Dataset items

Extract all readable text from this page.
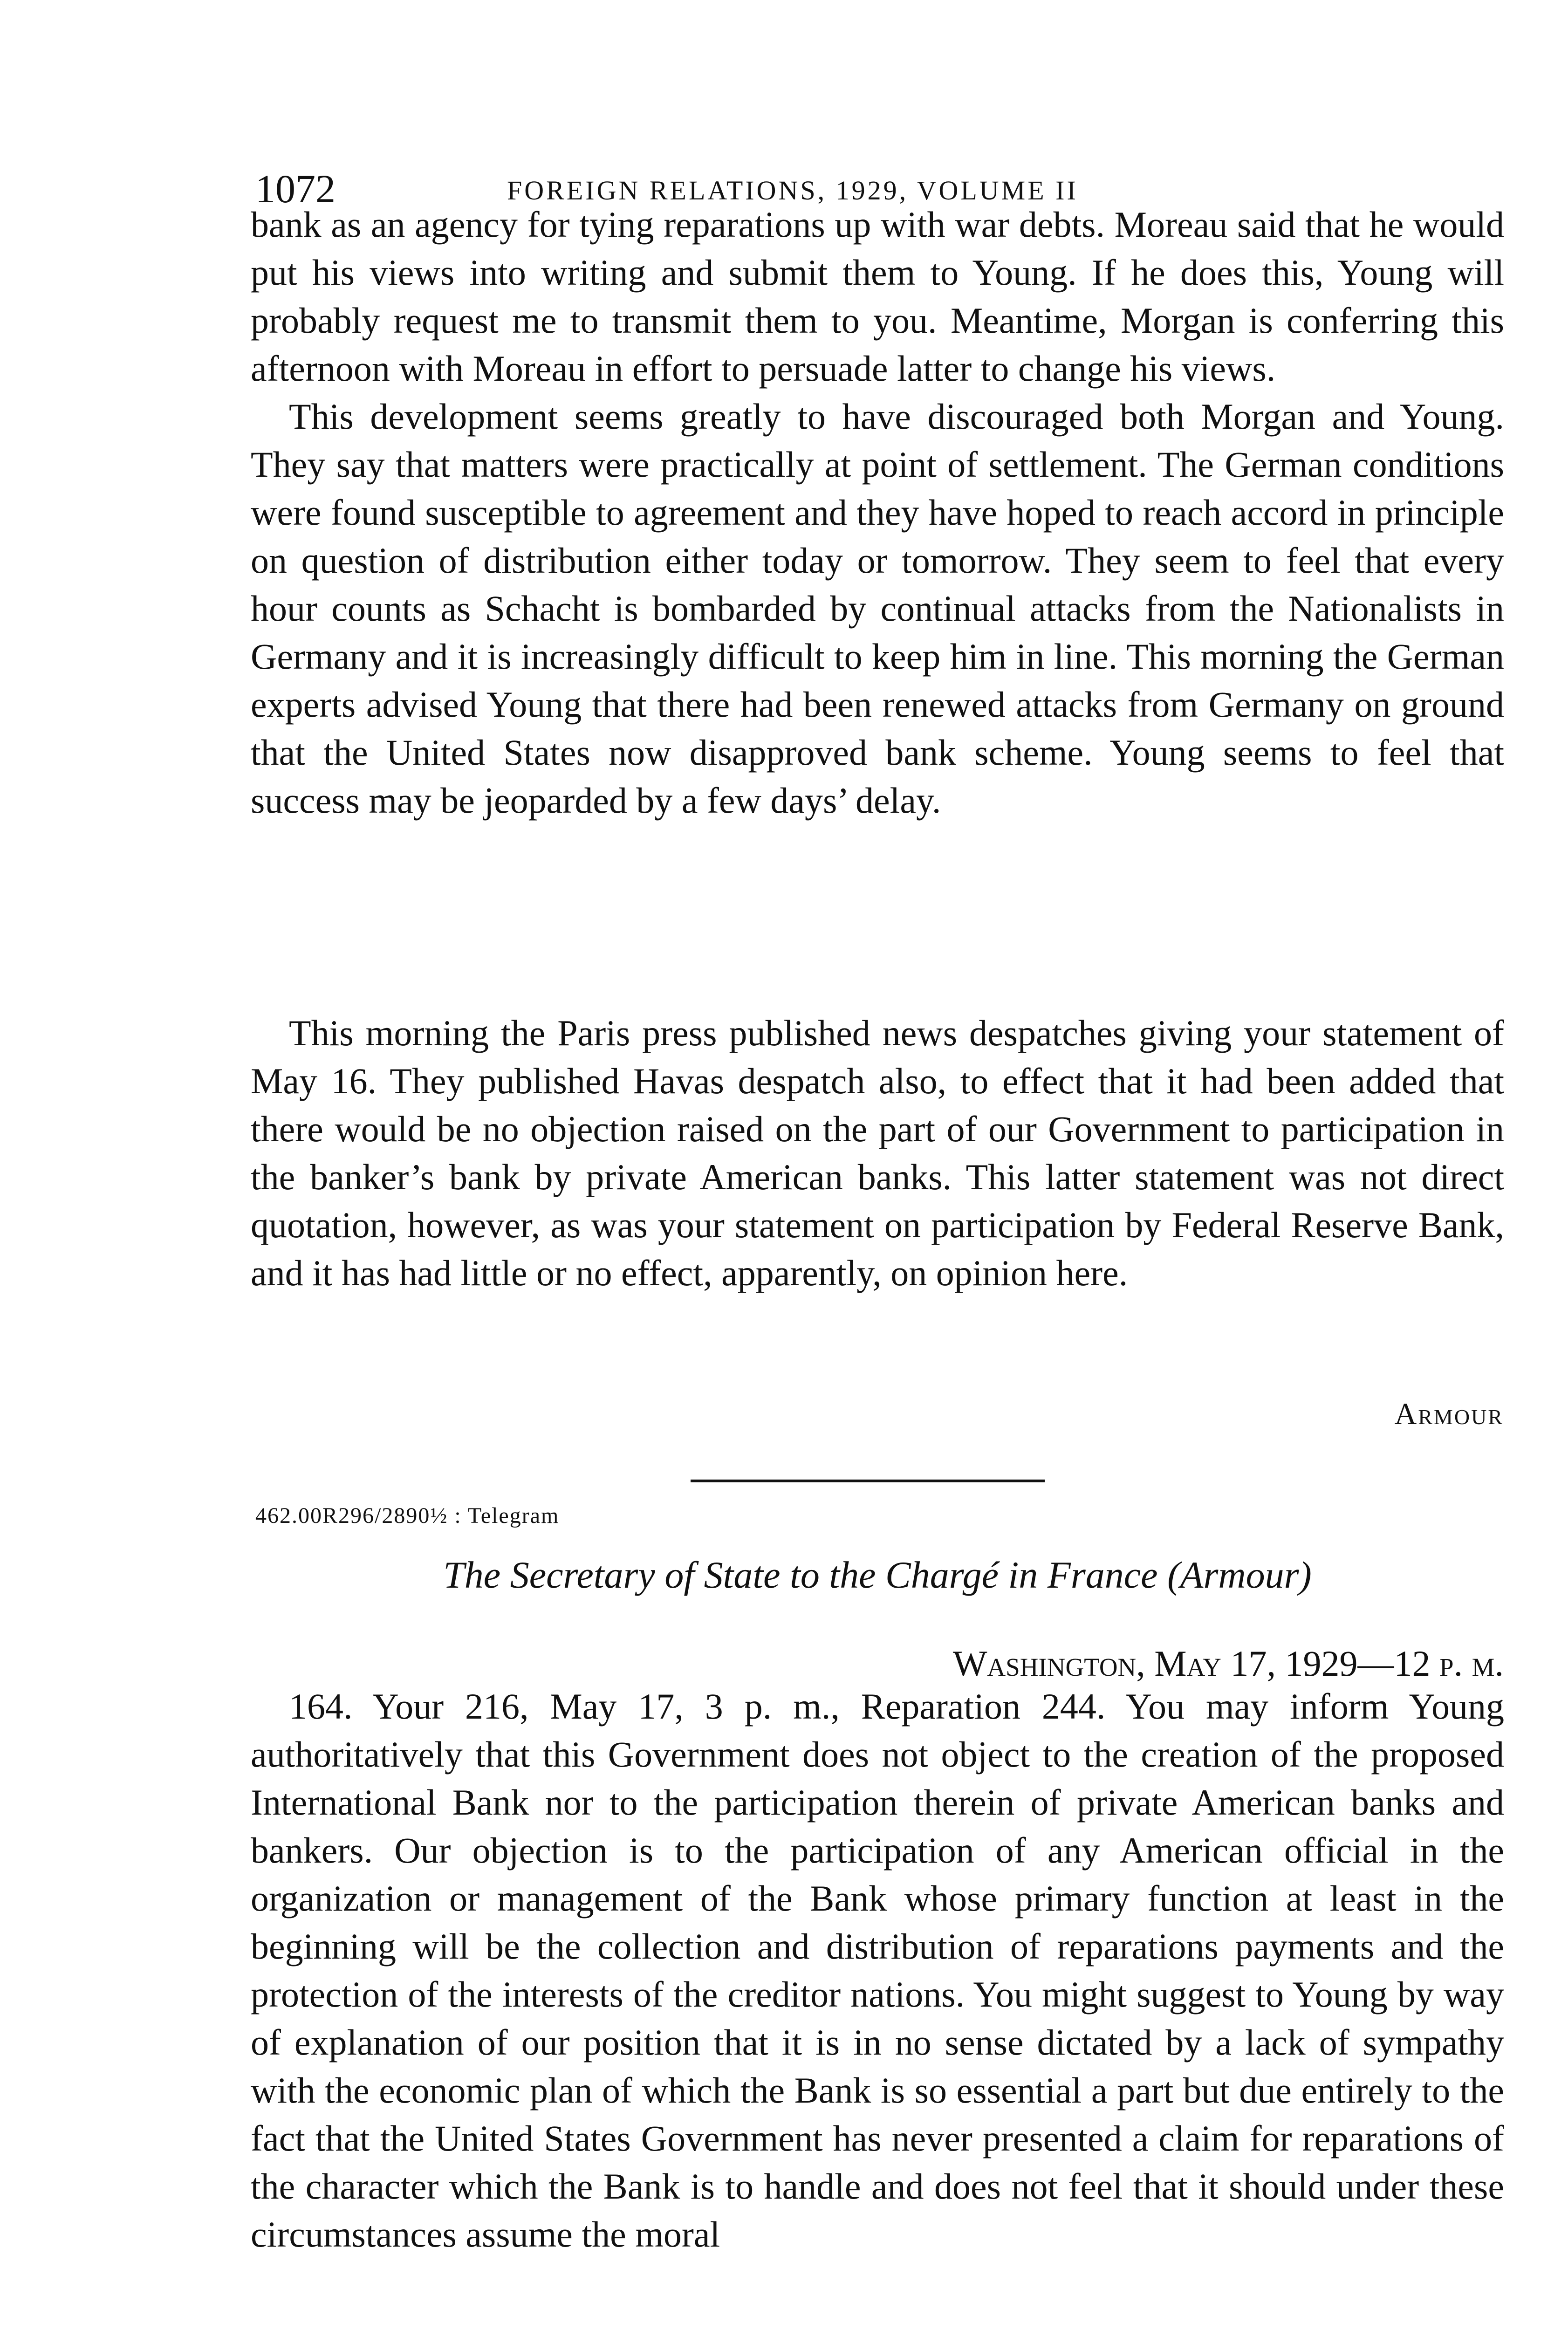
1072	FOREIGN RELATIONS, 1929, VOLUME II

bank as an agency for tying reparations up with war debts. Moreau said that he would put his views into writing and submit them to Young. If he does this, Young will probably request me to transmit them to you. Meantime, Morgan is conferring this afternoon with Moreau in effort to persuade latter to change his views.

This development seems greatly to have discouraged both Morgan and Young. They say that matters were practically at point of settlement. The German conditions were found susceptible to agreement and they have hoped to reach accord in principle on question of distribution either today or tomorrow. They seem to feel that every hour counts as Schacht is bombarded by continual attacks from the Nationalists in Germany and it is increasingly difficult to keep him in line. This morning the German experts advised Young that there had been renewed attacks from Germany on ground that the United States now disapproved bank scheme. Young seems to feel that success may be jeoparded by a few days’ delay.

This morning the Paris press published news despatches giving your statement of May 16. They published Havas despatch also, to effect that it had been added that there would be no objection raised on the part of our Government to participation in the banker’s bank by private American banks. This latter statement was not direct quotation, however, as was your statement on participation by Federal Reserve Bank, and it has had little or no effect, apparently, on opinion here.

Armour
462.00R296/2890½ : Telegram
The Secretary of State to the Chargé in France (Armour)
Washington, May 17, 1929—12 p. m.

164. Your 216, May 17, 3 p. m., Reparation 244. You may inform Young authoritatively that this Government does not object to the creation of the proposed International Bank nor to the participation therein of private American banks and bankers. Our objection is to the participation of any American official in the organization or management of the Bank whose primary function at least in the beginning will be the collection and distribution of reparations payments and the protection of the interests of the creditor nations. You might suggest to Young by way of explanation of our position that it is in no sense dictated by a lack of sympathy with the economic plan of which the Bank is so essential a part but due entirely to the fact that the United States Government has never presented a claim for reparations of the character which the Bank is to handle and does not feel that it should under these circumstances assume the moral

SET EXERCISE> Give the number of lines that hold the word "will" in these records, with nothing added.

CORRECT ANSWER> 2